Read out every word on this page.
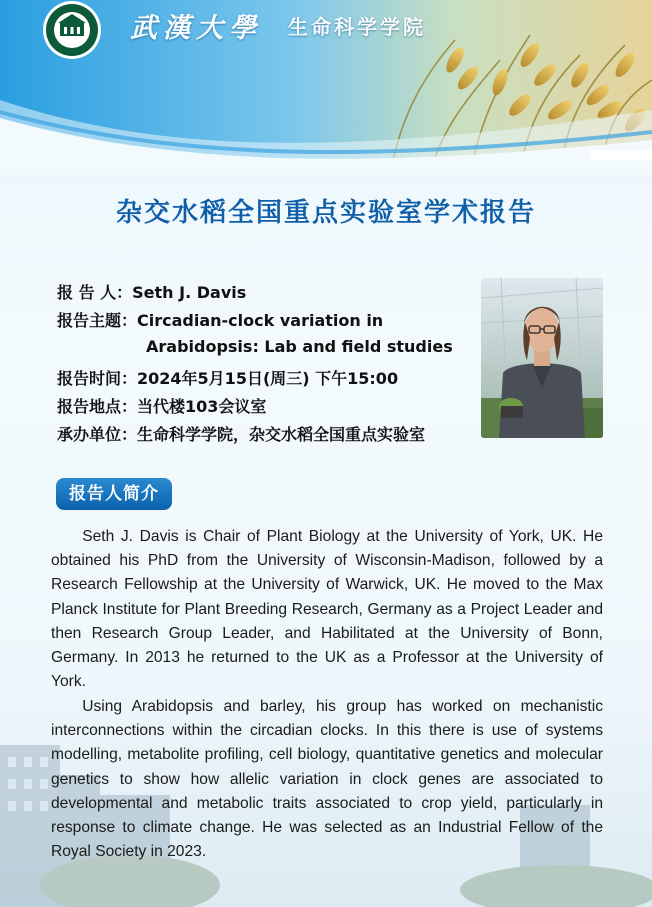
武漢大學 生命科学学院
杂交水稻全国重点实验室学术报告
报 告 人：Seth J. Davis
报告主题：Circadian-clock variation in
Arabidopsis: Lab and field studies
报告时间：2024年5月15日(周三) 下午15:00
报告地点：当代楼103会议室
承办单位：生命科学学院，杂交水稻全国重点实验室
报告人简介

Seth J. Davis is Chair of Plant Biology at the University of York, UK. He obtained his PhD from the University of Wisconsin-Madison, followed by a Research Fellowship at the University of Warwick, UK. He moved to the Max Planck Institute for Plant Breeding Research, Germany as a Project Leader and then Research Group Leader, and Habilitated at the University of Bonn, Germany. In 2013 he returned to the UK as a Professor at the University of York.

Using Arabidopsis and barley, his group has worked on mechanistic interconnections within the circadian clocks. In this there is use of systems modelling, metabolite profiling, cell biology, quantitative genetics and molecular genetics to show how allelic variation in clock genes are associated to developmental and metabolic traits associated to crop yield, particularly in response to climate change. He was selected as an Industrial Fellow of the Royal Society in 2023.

### WHAT YOU HAVE TO DO
When you give the entries again, keep them exact and omit any picture they contain.

### SOLUTION
Read out every word on this page.
武漢大學 生命科学学院
杂交水稻全国重点实验室学术报告
报 告 人：Seth J. Davis
报告主题：Circadian-clock variation in
Arabidopsis: Lab and field studies
报告时间：2024年5月15日(周三) 下午15:00
报告地点：当代楼103会议室
承办单位：生命科学学院，杂交水稻全国重点实验室
报告人简介

Seth J. Davis is Chair of Plant Biology at the University of York, UK. He obtained his PhD from the University of Wisconsin-Madison, followed by a Research Fellowship at the University of Warwick, UK. He moved to the Max Planck Institute for Plant Breeding Research, Germany as a Project Leader and then Research Group Leader, and Habilitated at the University of Bonn, Germany. In 2013 he returned to the UK as a Professor at the University of York.

Using Arabidopsis and barley, his group has worked on mechanistic interconnections within the circadian clocks. In this there is use of systems modelling, metabolite profiling, cell biology, quantitative genetics and molecular genetics to show how allelic variation in clock genes are associated to developmental and metabolic traits associated to crop yield, particularly in response to climate change. He was selected as an Industrial Fellow of the Royal Society in 2023.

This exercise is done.